Conceptual Captions is a dataset containing (image-URL, caption) pairs designed for the training and evaluation of machine learned image captioning systems.

License: Other

Dockerfile 5.82% Python 40.36% Shell 53.82%

conceptual-captions's Issues

Download broken?

It seems that something is broken on the website. The buttons / links do not work for me.

These download links are not working when I'm trying to download over the terminal, could you please help me with this or could you provide direct links or any other snippet to do so,
Thanks in advance.

[Download link broken]

Hi, I find the downloading link is broken and "save as link" cannot work too....

Only ~2m out of ~3m links are working currently. It is CC2M now!

Validation data - Access denied

I was able to download the training split but Not able to download validation split. Got this message
Anonymous caller does not have storage.objects.get access to gcc-data/Validation/GCC-Validation.tsv.

Can I get captioned wild animals image dataset ?

Download of the dataset is not working

Hello is the link for the training split of the dataset operating? I am in South Korea and it is not working

Any code for downloading the dataset?

Thank you for your great work.
Can you provide any example code for download images by urls from the tsv files? Some url can not be downloaded by urllib in python (IOError: [Errno socket error] [Errno 110] Connection timed out). But I can see the images in the browser.
********
Problem to solve ▸
According to the Conceptual Captions issues page, what two items make up each pair in the dataset?
********
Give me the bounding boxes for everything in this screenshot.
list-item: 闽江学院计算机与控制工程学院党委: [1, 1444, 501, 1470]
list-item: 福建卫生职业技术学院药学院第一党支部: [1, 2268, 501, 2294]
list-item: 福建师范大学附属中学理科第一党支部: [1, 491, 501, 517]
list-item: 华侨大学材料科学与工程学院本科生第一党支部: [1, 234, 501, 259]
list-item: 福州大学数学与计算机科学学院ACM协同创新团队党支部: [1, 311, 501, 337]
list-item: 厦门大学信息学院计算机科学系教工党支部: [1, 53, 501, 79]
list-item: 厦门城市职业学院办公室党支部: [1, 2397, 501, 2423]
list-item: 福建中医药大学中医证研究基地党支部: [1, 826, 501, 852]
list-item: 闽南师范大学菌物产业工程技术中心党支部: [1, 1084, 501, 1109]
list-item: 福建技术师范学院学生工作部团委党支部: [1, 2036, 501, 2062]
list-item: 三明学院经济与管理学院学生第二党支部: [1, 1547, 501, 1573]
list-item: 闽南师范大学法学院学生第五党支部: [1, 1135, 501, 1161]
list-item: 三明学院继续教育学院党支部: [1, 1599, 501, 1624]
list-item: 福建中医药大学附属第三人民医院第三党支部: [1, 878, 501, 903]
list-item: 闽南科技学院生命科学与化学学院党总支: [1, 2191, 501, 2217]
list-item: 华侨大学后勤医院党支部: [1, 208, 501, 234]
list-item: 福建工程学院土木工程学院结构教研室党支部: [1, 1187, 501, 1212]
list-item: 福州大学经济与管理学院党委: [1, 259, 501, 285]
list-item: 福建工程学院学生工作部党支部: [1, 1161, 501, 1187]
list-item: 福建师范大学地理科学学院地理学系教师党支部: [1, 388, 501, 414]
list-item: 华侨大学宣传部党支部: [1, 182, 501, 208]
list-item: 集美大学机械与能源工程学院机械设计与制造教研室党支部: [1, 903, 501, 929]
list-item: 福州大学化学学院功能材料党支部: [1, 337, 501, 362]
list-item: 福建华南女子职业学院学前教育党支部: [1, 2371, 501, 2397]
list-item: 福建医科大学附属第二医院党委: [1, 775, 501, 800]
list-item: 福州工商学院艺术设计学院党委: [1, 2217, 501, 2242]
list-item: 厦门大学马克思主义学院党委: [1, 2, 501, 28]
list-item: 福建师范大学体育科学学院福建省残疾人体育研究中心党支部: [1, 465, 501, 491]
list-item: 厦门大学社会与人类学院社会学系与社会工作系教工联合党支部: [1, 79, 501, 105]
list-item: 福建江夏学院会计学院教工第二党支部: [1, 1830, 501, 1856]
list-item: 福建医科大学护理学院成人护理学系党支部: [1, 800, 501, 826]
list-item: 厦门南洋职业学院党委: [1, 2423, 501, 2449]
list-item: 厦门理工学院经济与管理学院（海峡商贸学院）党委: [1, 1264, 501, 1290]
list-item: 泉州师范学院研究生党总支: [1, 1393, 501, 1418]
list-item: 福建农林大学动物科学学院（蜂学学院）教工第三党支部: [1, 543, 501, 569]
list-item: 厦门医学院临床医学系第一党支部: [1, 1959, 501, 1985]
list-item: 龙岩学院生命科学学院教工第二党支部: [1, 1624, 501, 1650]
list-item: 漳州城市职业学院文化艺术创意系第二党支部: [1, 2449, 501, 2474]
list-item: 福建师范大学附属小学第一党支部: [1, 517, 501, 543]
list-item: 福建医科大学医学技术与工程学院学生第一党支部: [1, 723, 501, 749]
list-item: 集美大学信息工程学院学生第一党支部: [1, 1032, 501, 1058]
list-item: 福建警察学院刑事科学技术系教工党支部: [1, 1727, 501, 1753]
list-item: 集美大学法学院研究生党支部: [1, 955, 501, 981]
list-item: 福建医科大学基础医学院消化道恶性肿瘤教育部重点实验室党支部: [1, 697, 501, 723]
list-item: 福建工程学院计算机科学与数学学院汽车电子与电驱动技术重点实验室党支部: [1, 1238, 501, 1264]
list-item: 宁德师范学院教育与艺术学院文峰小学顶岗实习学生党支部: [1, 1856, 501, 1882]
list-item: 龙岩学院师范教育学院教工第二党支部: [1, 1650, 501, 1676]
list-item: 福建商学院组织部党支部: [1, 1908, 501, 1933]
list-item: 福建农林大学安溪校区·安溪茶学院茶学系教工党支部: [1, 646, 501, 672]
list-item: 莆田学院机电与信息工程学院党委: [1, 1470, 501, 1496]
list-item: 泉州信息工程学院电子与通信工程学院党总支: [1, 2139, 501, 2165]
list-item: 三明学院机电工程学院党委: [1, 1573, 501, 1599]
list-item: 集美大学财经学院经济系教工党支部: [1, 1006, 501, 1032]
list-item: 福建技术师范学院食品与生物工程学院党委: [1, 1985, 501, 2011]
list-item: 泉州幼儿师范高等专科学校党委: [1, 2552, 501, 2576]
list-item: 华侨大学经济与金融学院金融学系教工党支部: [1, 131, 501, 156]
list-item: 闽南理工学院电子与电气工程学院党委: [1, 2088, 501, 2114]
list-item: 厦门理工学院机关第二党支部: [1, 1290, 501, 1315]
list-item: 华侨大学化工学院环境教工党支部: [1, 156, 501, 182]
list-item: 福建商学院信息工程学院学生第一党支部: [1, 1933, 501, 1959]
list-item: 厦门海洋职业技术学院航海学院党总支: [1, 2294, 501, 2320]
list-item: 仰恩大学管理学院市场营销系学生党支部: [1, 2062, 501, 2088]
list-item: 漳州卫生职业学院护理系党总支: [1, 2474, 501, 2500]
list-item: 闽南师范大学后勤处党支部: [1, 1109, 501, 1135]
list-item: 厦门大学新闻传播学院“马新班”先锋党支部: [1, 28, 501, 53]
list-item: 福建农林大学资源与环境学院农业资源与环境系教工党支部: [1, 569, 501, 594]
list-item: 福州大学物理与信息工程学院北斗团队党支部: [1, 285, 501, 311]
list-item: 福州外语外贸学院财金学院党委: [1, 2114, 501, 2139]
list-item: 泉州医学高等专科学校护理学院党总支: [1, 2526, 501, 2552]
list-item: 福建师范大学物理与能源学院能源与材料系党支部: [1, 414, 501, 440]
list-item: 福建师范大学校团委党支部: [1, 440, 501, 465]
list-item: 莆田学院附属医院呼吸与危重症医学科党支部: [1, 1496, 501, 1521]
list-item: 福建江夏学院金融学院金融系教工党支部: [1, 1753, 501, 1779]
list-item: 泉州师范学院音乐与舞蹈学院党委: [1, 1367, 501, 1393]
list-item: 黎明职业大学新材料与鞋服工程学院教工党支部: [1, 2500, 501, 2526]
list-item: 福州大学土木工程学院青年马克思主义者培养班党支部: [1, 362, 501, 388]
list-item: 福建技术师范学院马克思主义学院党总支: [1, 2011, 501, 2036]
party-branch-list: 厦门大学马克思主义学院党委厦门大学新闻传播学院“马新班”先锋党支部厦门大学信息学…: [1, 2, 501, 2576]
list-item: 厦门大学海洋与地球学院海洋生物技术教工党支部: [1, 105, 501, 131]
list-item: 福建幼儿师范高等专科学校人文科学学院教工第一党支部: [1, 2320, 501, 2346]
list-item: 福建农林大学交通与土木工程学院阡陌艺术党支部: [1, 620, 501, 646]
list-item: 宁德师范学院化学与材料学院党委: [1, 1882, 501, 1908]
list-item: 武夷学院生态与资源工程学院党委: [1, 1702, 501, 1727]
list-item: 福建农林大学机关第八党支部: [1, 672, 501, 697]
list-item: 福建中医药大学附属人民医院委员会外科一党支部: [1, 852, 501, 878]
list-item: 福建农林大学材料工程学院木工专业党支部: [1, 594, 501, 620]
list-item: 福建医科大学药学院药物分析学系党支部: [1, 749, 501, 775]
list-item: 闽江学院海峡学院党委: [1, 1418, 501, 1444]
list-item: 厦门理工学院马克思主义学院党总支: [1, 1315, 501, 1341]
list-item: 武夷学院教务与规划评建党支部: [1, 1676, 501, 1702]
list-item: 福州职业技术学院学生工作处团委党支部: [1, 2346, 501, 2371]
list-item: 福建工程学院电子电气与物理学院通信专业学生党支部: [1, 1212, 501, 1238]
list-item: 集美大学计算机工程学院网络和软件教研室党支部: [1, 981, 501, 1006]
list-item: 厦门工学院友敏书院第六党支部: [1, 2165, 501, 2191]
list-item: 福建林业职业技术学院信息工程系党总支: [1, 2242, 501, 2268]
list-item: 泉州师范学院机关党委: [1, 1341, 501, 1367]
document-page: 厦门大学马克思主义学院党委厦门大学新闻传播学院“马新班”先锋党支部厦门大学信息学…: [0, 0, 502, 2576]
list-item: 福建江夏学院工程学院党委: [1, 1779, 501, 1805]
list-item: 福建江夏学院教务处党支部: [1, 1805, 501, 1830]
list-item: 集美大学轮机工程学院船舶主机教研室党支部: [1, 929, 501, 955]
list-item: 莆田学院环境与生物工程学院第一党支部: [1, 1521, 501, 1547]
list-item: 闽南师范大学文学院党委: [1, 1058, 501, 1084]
********
Worked answer ▸
An image URL and a caption.